* [Exercises to complete]
A – In the post about the failure of mortgage-backed securities, how many deaths a year can life insurers reliably expect in a group of 1000 people age 40?
B – Output the portion of the mortgage-backed securities post that opens with the words containing "What caused the" and closes with "be independent event.".
C – Go on with the post about the failure of mortgage-backed securities from the point where it stops.

(Text Opens)

Saturday, October 11, 2008

What caused the failure of Mortgage Back Security?

Mortgage back security (MBS) and Collateralized Debt Obligation (CDO) were invented with the same concept of life insurance. The goal was risk sharing. In life insurance, there is an important assumption that people don't die at the same time. From historical data life insurance companies know that, in a group of 1000 people age 40, they can reliably expect 3 deaths a year. So they go out to collect $3 from each participant in the beginning of the year, and then distribute $1000 to the family of each deceased member at the end of the year. This is called risk pooling and risk sharing.

MBS is expected to work the same way. Because the pool of mortgage from across the country, and from borrowers who work for different industries, it is assumed that default won't happen en mass. In statistical jargon, default would be independent event.

This independent event assumption works under normal condition. But under certain circumstances, the assumption can be completely wrong. In the life insurance case, when a deadly flu virus sweeps through a country, or a major war breaks out, or a large scale natural disaster strikes, people can suddenly all die at the same time. The events are no longer independent, because one underlying cause links all of them.

(Text Closes)
(Data excerpts Opens)

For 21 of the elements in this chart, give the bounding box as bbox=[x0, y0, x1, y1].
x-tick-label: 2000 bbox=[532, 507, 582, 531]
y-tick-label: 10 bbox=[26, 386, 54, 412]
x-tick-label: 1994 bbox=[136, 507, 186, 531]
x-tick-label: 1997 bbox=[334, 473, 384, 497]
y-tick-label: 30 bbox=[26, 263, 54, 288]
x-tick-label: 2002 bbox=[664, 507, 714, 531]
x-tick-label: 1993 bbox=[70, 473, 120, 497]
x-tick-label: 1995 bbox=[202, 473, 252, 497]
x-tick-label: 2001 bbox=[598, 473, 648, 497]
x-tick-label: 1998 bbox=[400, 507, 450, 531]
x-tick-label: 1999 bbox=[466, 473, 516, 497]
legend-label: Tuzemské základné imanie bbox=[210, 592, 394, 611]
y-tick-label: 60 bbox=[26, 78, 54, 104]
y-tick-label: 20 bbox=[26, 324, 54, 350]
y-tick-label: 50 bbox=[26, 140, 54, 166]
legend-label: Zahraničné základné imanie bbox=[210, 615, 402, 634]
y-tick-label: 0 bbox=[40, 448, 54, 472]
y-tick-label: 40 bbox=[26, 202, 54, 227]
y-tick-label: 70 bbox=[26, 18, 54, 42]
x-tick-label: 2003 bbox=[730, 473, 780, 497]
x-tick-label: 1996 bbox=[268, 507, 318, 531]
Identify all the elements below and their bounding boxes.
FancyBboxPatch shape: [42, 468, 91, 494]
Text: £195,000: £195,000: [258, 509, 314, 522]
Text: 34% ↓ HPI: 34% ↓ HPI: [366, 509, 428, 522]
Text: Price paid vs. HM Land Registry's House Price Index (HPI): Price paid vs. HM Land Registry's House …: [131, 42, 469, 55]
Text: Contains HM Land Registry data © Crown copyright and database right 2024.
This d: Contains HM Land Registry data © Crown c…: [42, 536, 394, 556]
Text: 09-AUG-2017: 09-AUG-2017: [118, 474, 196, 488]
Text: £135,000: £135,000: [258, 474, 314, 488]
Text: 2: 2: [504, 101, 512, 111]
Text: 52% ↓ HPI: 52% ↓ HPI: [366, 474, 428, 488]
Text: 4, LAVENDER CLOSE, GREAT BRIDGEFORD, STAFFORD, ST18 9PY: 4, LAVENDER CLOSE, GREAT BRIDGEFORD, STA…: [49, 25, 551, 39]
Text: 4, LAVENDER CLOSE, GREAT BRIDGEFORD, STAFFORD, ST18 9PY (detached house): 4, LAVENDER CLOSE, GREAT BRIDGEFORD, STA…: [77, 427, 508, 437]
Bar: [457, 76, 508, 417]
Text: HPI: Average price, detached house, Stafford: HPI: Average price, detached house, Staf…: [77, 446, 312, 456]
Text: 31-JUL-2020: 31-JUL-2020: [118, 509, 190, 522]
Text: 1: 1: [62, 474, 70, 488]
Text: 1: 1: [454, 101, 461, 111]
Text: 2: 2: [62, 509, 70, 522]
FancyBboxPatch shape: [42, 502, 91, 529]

(Data excerpts Closes)

* [Responses per task]
A – Three deaths a year.

B –
What caused the failure of Mortgage Back Security?

Mortgage back security (MBS) and Collateralized Debt Obligation (CDO) were invented with the same concept of life insurance. The goal was risk sharing. In life insurance, there is an important assumption that people don't die at the same time. From historical data life insurance companies know that, in a group of 1000 people age 40, they can reliably expect 3 deaths a year. So they go out to collect $3 from each participant in the beginning of the year, and then distribute $1000 to the family of each deceased member at the end of the year. This is called risk pooling and risk sharing.

MBS is expected to work the same way. Because the pool of mortgage from across the country, and from borrowers who work for different industries, it is assumed that default won't happen en mass. In statistical jargon, default would be independent event.

C –
The current financial crisis starts from mortgage suddenly default en mass. The underlying factor is low interest rate for an extended period of time. Low interest rate causes housing price to go up nationally, because the same monthly payment can buy more expensive houses under a low rate environment. When housing price shots up too high, it can no longer be supported by income. Naturally it would have to come down a bit. When it comes down people with weaker credit and lower income start to be late on their payment. Market re-priced their risk and their interest rates went up. Now they can no longer affort the monthly payment, their bank foreclosed their houses. Foreclosure depresses housing price, causing even tighter credit. More delinquency ensue followed by more foreclosure. A downward spiral accelerates.

En mass default of mortgages means risk sharing no longer work. Banks understand that the MBS and CDO they hold as assets worth less. But how much less? It is difficult to value. The complexity of these financial instruments blocks transparency. The lack of transparency results in a confidence crisis on counter party default. Credit suddenly freezs, LIBOR and commercial paper rate shot up. Consumer credit deteriorates, and bank solvency becomes an issue.